Work required: Locate the string "JSON" throughout the material and copy every line in which it occurs.

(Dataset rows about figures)
····················

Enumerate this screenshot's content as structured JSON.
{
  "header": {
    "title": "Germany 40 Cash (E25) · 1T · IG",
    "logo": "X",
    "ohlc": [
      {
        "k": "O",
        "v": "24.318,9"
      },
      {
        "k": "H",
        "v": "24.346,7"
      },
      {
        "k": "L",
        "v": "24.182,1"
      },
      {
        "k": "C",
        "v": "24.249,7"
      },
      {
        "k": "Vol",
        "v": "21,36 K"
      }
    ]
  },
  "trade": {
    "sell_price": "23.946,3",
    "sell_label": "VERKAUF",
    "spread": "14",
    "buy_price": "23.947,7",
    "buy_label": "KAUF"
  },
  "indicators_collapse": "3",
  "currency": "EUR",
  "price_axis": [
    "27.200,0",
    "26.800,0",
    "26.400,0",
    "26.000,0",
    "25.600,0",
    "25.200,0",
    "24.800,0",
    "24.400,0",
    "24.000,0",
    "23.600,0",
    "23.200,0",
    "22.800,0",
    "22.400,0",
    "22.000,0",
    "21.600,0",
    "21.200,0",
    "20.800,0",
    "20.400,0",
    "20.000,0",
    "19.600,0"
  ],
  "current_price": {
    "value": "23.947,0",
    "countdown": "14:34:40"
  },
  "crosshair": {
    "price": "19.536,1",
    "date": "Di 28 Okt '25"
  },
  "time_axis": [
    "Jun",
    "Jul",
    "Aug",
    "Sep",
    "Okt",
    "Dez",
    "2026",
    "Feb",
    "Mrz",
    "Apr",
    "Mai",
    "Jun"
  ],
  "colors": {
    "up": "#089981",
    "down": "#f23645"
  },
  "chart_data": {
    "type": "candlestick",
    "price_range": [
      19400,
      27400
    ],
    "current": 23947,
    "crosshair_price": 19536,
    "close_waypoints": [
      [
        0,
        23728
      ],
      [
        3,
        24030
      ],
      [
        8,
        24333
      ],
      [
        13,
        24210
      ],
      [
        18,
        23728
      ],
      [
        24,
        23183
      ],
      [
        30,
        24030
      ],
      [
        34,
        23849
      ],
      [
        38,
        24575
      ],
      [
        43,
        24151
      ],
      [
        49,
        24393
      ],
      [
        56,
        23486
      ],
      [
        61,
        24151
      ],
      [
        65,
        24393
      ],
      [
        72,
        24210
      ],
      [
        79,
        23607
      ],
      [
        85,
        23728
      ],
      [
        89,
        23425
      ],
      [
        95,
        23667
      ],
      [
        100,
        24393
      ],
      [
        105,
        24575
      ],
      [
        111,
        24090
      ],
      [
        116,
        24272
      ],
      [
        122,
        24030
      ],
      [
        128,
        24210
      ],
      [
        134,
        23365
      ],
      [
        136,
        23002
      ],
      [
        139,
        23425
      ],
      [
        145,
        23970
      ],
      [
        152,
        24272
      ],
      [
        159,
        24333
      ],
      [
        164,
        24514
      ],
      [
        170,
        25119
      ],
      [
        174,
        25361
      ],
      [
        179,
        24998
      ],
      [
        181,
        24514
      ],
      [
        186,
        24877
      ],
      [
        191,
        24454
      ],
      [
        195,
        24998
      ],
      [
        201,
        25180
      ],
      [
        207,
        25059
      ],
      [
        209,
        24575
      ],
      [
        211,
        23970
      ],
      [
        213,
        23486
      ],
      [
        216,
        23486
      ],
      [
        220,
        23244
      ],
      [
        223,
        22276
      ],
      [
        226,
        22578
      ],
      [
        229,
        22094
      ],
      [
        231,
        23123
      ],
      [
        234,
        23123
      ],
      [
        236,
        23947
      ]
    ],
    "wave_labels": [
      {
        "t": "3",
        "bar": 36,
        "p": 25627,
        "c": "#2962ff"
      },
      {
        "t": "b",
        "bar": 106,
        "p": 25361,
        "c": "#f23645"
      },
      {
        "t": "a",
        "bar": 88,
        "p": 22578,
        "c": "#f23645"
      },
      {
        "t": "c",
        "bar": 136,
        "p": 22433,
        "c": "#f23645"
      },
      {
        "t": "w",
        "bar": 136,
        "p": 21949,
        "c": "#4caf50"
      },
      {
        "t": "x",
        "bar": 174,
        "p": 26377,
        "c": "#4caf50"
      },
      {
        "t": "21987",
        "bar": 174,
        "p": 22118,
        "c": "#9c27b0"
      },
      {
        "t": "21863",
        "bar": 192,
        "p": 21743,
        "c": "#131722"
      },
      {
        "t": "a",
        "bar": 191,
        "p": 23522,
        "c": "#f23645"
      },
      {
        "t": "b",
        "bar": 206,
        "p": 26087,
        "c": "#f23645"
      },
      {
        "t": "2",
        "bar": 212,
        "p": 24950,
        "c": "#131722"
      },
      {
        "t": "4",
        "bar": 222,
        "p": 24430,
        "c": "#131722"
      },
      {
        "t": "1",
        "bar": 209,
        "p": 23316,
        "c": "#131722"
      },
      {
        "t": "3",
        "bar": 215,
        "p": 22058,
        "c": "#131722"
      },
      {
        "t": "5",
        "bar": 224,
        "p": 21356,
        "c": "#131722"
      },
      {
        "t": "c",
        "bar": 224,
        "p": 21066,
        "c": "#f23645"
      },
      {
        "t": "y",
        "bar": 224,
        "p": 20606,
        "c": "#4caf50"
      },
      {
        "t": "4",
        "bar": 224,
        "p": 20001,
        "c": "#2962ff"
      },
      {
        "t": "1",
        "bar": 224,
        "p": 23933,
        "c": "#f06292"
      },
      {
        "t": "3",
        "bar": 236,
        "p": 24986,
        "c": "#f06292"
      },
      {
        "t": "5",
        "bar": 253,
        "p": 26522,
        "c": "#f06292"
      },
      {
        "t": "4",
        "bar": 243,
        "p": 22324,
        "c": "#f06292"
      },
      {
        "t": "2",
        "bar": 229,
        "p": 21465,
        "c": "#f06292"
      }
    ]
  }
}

····················

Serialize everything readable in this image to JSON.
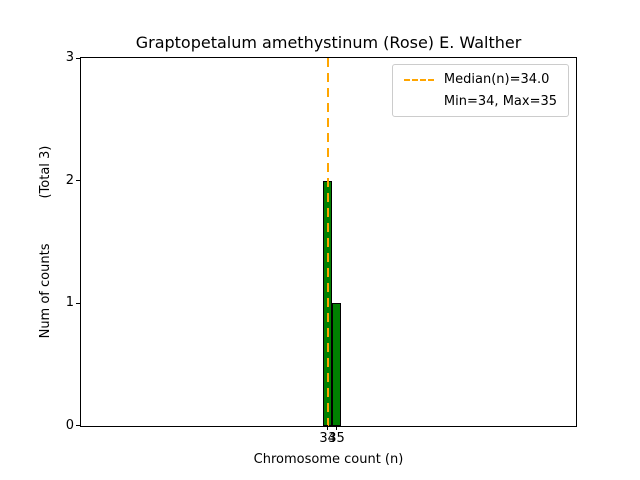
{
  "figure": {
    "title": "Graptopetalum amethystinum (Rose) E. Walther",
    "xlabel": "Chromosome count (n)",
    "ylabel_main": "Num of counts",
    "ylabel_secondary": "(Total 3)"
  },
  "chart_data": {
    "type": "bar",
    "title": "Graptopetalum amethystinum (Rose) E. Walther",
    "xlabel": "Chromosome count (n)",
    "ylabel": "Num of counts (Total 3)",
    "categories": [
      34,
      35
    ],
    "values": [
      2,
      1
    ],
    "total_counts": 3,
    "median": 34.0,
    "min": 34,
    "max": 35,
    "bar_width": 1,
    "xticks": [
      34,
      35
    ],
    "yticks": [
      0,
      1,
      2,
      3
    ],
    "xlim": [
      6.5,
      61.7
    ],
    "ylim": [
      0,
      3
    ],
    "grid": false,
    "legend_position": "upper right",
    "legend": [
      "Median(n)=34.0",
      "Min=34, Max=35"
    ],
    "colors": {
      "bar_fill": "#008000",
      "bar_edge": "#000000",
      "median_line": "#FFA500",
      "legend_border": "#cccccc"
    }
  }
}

····················

Exercise result:
Enumerate this screenshot's content as structured JSON.
Serialize everything readable in this image to JSON.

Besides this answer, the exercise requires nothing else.